- _Problem to solve_:
Write the listing below out again exactly, dropping the images.

-- BEGIN Dataset content --

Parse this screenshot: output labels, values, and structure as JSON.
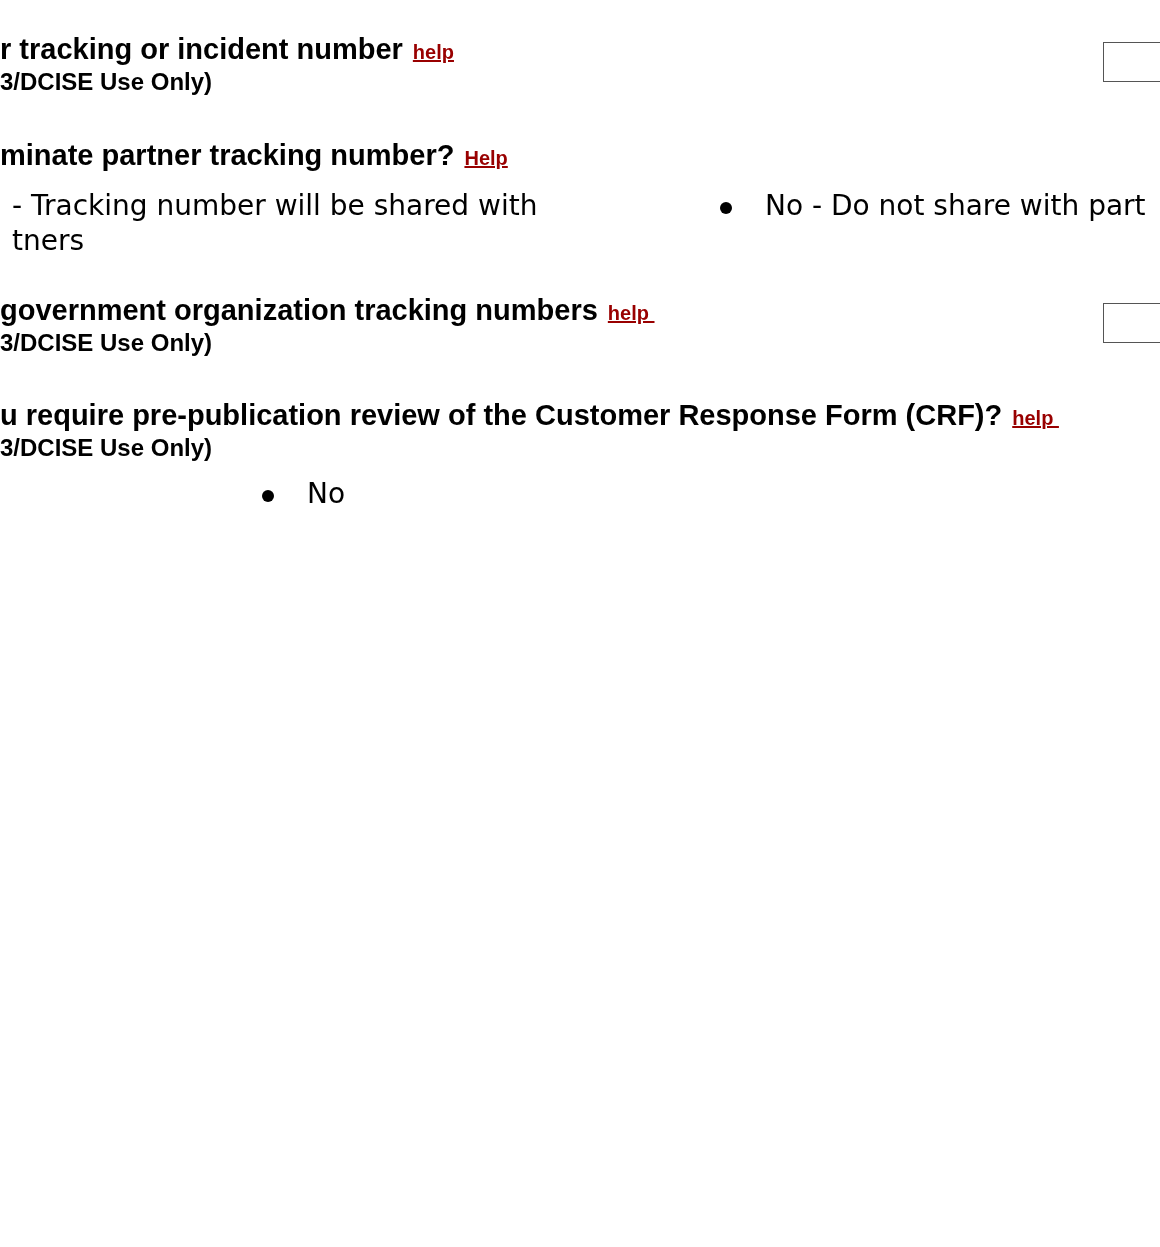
{
  "questions": [
    {
      "kind": "text",
      "title": "r tracking or incident number",
      "help": "help",
      "note": "3/DCISE Use Only)"
    },
    {
      "kind": "choice",
      "title": "minate partner tracking number?",
      "help": "Help",
      "options": [
        {
          "lines": [
            "- Tracking number will be shared with",
            "tners"
          ]
        },
        {
          "lines": [
            "No - Do not share with part"
          ]
        }
      ]
    },
    {
      "kind": "text",
      "title": "government organization tracking numbers",
      "help": "help ",
      "note": "3/DCISE Use Only)"
    },
    {
      "kind": "choice",
      "title": "u require pre-publication review of the Customer Response Form (CRF)?",
      "help": "help ",
      "note": "3/DCISE Use Only)",
      "options": [
        {
          "lines": [
            "No"
          ]
        }
      ]
    }
  ]
}
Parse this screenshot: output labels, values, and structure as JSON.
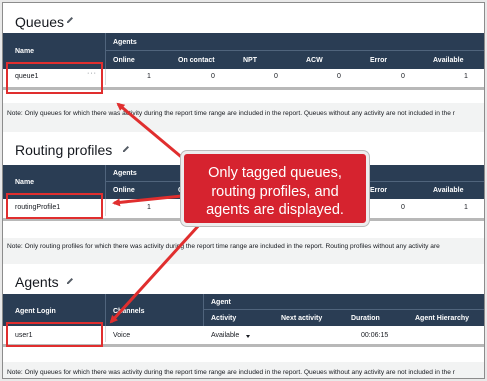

-- END Dataset content --

- _Solved exercise_:
Parse this screenshot: output labels, values, and structure as JSON.
{
  "questions": [
    {
      "kind": "text",
      "title": "r tracking or incident number",
      "help": "help",
      "note": "3/DCISE Use Only)"
    },
    {
      "kind": "choice",
      "title": "minate partner tracking number?",
      "help": "Help",
      "options": [
        {
          "lines": [
            "- Tracking number will be shared with",
            "tners"
          ]
        },
        {
          "lines": [
            "No - Do not share with part"
          ]
        }
      ]
    },
    {
      "kind": "text",
      "title": "government organization tracking numbers",
      "help": "help ",
      "note": "3/DCISE Use Only)"
    },
    {
      "kind": "choice",
      "title": "u require pre-publication review of the Customer Response Form (CRF)?",
      "help": "help ",
      "note": "3/DCISE Use Only)",
      "options": [
        {
          "lines": [
            "No"
          ]
        }
      ]
    }
  ]
}
Parse this screenshot: output labels, values, and structure as JSON.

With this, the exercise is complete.